## begin Data lines

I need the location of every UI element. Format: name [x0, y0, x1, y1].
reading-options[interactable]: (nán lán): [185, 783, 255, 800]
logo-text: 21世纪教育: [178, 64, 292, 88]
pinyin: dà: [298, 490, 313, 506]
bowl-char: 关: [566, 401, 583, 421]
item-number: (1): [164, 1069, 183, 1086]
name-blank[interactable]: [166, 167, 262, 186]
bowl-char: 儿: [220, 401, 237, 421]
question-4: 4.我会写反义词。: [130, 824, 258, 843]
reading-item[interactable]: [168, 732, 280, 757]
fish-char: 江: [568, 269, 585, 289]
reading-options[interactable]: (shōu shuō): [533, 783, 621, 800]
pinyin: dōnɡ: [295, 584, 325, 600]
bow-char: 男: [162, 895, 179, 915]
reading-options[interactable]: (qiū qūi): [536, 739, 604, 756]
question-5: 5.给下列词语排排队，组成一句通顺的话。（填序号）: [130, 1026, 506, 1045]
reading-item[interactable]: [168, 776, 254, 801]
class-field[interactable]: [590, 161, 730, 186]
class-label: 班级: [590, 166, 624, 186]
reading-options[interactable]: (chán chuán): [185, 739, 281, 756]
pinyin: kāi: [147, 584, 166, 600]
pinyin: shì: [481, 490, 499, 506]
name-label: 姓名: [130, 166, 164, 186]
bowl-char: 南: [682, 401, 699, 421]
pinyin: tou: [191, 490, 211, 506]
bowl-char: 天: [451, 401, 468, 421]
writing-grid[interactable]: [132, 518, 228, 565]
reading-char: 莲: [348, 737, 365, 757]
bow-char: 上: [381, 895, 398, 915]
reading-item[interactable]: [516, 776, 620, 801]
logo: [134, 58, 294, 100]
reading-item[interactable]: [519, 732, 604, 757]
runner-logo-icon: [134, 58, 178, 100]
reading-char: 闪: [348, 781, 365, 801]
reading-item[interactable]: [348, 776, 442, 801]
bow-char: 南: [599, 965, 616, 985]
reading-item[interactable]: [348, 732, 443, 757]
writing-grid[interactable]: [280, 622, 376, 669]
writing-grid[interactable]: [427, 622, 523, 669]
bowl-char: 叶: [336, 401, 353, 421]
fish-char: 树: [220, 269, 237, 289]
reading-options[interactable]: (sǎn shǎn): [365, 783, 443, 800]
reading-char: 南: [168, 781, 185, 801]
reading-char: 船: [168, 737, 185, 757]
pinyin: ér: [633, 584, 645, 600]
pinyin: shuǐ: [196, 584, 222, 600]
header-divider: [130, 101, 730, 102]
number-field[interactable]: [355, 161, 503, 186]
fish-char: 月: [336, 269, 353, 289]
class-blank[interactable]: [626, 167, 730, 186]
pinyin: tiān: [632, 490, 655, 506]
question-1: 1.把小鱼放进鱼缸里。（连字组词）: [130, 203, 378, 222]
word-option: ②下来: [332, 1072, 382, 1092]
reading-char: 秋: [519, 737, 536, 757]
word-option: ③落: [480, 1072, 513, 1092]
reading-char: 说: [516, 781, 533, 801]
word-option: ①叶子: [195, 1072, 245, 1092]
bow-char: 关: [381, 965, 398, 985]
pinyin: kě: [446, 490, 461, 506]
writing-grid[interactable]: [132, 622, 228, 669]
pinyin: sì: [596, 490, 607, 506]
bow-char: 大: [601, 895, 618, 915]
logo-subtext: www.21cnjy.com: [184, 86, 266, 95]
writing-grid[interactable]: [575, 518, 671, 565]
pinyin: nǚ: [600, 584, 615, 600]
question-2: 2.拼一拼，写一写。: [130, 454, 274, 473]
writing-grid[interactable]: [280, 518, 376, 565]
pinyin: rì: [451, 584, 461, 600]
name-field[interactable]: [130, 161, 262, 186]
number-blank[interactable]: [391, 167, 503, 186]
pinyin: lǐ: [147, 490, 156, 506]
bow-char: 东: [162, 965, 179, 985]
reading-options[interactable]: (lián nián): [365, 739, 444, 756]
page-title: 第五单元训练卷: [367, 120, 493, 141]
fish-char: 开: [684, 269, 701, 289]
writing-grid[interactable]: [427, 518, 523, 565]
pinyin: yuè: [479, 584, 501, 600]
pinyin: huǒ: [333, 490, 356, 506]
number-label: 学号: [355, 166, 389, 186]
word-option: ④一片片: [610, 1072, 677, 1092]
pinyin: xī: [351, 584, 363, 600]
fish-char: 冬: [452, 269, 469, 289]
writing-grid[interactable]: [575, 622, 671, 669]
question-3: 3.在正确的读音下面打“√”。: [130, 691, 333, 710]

## end Data lines

Quote the entire listing above word for word, from its first line through its last.

Exercise solution>
I need the location of every UI element. Format: name [x0, y0, x1, y1].
reading-options[interactable]: (nán lán): [185, 783, 255, 800]
logo-text: 21世纪教育: [178, 64, 292, 88]
pinyin: dà: [298, 490, 313, 506]
bowl-char: 关: [566, 401, 583, 421]
item-number: (1): [164, 1069, 183, 1086]
name-blank[interactable]: [166, 167, 262, 186]
bowl-char: 儿: [220, 401, 237, 421]
question-4: 4.我会写反义词。: [130, 824, 258, 843]
reading-item[interactable]: [168, 732, 280, 757]
fish-char: 江: [568, 269, 585, 289]
reading-options[interactable]: (shōu shuō): [533, 783, 621, 800]
pinyin: dōnɡ: [295, 584, 325, 600]
bow-char: 男: [162, 895, 179, 915]
reading-options[interactable]: (qiū qūi): [536, 739, 604, 756]
question-5: 5.给下列词语排排队，组成一句通顺的话。（填序号）: [130, 1026, 506, 1045]
reading-item[interactable]: [168, 776, 254, 801]
class-field[interactable]: [590, 161, 730, 186]
class-label: 班级: [590, 166, 624, 186]
reading-options[interactable]: (chán chuán): [185, 739, 281, 756]
pinyin: kāi: [147, 584, 166, 600]
pinyin: shì: [481, 490, 499, 506]
name-label: 姓名: [130, 166, 164, 186]
bowl-char: 南: [682, 401, 699, 421]
pinyin: tou: [191, 490, 211, 506]
bowl-char: 天: [451, 401, 468, 421]
writing-grid[interactable]: [132, 518, 228, 565]
reading-char: 莲: [348, 737, 365, 757]
bow-char: 上: [381, 895, 398, 915]
reading-item[interactable]: [516, 776, 620, 801]
logo: [134, 58, 294, 100]
reading-item[interactable]: [519, 732, 604, 757]
runner-logo-icon: [134, 58, 178, 100]
reading-char: 闪: [348, 781, 365, 801]
reading-item[interactable]: [348, 776, 442, 801]
bow-char: 南: [599, 965, 616, 985]
reading-item[interactable]: [348, 732, 443, 757]
writing-grid[interactable]: [280, 622, 376, 669]
writing-grid[interactable]: [427, 622, 523, 669]
bowl-char: 叶: [336, 401, 353, 421]
fish-char: 树: [220, 269, 237, 289]
reading-options[interactable]: (sǎn shǎn): [365, 783, 443, 800]
reading-char: 南: [168, 781, 185, 801]
reading-char: 船: [168, 737, 185, 757]
pinyin: ér: [633, 584, 645, 600]
pinyin: shuǐ: [196, 584, 222, 600]
header-divider: [130, 101, 730, 102]
number-field[interactable]: [355, 161, 503, 186]
fish-char: 月: [336, 269, 353, 289]
class-blank[interactable]: [626, 167, 730, 186]
pinyin: tiān: [632, 490, 655, 506]
question-1: 1.把小鱼放进鱼缸里。（连字组词）: [130, 203, 378, 222]
word-option: ②下来: [332, 1072, 382, 1092]
reading-char: 秋: [519, 737, 536, 757]
word-option: ③落: [480, 1072, 513, 1092]
reading-char: 说: [516, 781, 533, 801]
word-option: ①叶子: [195, 1072, 245, 1092]
bow-char: 关: [381, 965, 398, 985]
pinyin: kě: [446, 490, 461, 506]
writing-grid[interactable]: [132, 622, 228, 669]
pinyin: sì: [596, 490, 607, 506]
bow-char: 大: [601, 895, 618, 915]
logo-subtext: www.21cnjy.com: [184, 86, 266, 95]
writing-grid[interactable]: [575, 518, 671, 565]
pinyin: nǚ: [600, 584, 615, 600]
question-2: 2.拼一拼，写一写。: [130, 454, 274, 473]
writing-grid[interactable]: [280, 518, 376, 565]
pinyin: rì: [451, 584, 461, 600]
name-field[interactable]: [130, 161, 262, 186]
number-blank[interactable]: [391, 167, 503, 186]
pinyin: lǐ: [147, 490, 156, 506]
bow-char: 东: [162, 965, 179, 985]
reading-options[interactable]: (lián nián): [365, 739, 444, 756]
page-title: 第五单元训练卷: [367, 120, 493, 141]
fish-char: 开: [684, 269, 701, 289]
writing-grid[interactable]: [427, 518, 523, 565]
pinyin: yuè: [479, 584, 501, 600]
pinyin: huǒ: [333, 490, 356, 506]
number-label: 学号: [355, 166, 389, 186]
word-option: ④一片片: [610, 1072, 677, 1092]
pinyin: xī: [351, 584, 363, 600]
fish-char: 冬: [452, 269, 469, 289]
writing-grid[interactable]: [575, 622, 671, 669]
question-3: 3.在正确的读音下面打“√”。: [130, 691, 333, 710]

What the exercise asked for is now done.